**BRIEF:**
Below are the records. List every line holding the word "dream".
..............................
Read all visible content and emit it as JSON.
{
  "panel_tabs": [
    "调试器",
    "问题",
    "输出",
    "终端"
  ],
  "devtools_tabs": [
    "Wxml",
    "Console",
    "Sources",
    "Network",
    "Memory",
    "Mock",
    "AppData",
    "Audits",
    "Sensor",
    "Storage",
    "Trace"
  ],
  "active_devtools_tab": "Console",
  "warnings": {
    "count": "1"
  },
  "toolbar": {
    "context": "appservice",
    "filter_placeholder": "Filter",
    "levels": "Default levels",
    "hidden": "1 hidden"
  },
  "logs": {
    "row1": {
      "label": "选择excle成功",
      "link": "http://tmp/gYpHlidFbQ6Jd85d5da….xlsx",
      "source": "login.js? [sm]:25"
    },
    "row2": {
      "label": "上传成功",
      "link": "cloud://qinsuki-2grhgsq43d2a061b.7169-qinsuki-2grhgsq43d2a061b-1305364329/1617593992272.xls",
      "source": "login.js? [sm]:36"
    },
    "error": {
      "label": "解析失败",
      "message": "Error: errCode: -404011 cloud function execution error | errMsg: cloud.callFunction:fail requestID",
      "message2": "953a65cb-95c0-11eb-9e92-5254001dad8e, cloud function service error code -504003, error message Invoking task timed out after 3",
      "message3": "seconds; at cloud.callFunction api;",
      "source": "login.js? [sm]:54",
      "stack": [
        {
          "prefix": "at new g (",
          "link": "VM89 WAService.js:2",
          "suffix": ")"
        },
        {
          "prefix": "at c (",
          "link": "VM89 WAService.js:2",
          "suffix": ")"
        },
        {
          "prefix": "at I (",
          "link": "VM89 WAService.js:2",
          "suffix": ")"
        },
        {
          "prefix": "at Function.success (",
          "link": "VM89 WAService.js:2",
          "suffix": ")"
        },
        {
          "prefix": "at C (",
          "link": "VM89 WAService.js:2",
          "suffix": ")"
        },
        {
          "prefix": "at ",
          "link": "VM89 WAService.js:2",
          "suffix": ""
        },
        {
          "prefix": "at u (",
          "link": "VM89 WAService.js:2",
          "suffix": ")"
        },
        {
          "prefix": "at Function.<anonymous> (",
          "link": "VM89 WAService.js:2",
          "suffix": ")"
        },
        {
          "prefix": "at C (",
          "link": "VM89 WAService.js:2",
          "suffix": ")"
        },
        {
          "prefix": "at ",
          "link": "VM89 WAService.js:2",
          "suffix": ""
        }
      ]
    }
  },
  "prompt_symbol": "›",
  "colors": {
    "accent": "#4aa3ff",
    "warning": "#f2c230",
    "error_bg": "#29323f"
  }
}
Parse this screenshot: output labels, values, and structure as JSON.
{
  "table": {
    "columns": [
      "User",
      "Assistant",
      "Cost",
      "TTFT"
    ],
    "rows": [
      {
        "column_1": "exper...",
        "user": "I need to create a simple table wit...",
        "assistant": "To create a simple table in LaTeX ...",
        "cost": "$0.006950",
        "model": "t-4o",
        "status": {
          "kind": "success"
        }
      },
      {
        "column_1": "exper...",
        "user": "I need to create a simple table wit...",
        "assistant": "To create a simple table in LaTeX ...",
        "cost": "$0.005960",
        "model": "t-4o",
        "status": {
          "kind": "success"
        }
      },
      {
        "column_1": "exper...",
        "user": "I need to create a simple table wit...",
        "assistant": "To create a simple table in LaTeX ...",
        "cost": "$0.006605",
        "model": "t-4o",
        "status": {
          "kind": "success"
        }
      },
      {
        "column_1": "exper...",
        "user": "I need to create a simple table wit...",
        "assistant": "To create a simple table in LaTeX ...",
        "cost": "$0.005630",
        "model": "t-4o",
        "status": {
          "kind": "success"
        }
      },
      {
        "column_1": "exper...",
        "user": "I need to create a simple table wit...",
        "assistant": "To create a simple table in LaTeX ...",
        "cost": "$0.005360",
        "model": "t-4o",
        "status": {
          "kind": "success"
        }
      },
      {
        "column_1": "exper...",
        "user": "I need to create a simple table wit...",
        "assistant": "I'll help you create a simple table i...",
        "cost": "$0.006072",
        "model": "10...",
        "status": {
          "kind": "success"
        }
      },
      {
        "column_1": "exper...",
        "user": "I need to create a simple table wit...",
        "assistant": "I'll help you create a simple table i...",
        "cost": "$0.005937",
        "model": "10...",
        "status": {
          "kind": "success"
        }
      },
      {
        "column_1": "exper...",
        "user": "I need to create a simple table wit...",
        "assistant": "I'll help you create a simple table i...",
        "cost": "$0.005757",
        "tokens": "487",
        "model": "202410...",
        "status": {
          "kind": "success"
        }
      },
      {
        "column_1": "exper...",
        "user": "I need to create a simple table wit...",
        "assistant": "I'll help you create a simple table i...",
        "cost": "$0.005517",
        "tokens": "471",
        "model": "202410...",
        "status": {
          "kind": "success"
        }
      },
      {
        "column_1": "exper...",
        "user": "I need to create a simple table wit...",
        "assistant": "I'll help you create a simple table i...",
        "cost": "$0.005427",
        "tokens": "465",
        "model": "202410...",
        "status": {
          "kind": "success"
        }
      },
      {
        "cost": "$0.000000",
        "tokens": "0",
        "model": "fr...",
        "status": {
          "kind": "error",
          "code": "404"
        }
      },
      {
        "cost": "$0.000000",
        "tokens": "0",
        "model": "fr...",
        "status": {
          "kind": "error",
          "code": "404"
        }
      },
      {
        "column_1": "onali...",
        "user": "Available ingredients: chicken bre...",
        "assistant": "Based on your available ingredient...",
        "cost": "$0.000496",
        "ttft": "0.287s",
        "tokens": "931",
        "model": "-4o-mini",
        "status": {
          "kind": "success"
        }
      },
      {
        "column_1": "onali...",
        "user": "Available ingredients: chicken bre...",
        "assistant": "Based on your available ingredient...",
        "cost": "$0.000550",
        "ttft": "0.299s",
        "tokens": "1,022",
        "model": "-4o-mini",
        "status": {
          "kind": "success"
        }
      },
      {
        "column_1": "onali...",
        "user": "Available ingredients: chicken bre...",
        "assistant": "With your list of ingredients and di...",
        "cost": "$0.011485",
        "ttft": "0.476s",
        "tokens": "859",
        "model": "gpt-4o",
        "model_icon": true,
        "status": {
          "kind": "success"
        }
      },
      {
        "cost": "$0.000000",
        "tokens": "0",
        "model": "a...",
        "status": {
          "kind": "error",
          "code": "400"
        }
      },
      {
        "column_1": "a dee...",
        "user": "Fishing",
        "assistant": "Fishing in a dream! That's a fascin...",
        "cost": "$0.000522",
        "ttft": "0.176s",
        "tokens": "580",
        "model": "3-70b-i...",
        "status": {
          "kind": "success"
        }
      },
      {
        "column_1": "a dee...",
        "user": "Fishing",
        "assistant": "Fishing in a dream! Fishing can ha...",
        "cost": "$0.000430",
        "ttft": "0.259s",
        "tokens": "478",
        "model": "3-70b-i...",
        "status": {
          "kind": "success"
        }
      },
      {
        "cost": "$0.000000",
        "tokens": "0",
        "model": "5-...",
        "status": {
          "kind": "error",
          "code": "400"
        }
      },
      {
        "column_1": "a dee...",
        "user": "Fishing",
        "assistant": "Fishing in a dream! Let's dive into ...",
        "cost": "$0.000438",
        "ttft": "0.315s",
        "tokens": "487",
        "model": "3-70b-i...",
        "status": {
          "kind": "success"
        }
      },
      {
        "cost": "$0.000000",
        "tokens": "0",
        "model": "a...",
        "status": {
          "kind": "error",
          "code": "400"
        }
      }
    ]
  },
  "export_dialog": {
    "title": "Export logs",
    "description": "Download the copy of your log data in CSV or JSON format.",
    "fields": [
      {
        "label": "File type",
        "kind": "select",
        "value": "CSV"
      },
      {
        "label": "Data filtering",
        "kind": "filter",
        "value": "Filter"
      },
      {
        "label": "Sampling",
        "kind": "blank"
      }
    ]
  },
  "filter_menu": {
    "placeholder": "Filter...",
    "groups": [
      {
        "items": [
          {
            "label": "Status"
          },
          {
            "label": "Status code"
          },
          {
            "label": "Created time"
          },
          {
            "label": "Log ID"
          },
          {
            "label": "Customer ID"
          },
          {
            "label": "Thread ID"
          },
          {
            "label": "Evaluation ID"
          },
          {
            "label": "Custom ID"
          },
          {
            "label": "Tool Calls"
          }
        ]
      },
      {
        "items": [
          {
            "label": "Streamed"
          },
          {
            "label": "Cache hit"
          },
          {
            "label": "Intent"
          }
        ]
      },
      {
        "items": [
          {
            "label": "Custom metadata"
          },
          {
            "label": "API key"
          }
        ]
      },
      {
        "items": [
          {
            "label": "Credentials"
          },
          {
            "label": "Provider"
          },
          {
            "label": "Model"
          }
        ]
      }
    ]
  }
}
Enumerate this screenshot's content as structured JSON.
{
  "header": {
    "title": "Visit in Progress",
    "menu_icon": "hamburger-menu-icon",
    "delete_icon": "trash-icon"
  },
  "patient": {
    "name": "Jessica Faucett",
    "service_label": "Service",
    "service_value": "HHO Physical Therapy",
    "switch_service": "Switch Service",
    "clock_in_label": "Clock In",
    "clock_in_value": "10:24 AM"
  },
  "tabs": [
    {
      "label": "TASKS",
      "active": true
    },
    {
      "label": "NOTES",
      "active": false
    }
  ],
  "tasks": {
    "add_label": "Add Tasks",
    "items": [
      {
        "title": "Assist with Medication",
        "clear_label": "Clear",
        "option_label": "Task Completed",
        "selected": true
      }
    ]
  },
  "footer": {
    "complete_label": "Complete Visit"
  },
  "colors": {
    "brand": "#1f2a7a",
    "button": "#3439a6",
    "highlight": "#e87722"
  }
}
..............................
**RESPONSE TO THE TASK:**
        "assistant": "Fishing in a dream! That's a fascin...",
        "assistant": "Fishing in a dream! Fishing can ha...",
        "assistant": "Fishing in a dream! Let's dive into ...",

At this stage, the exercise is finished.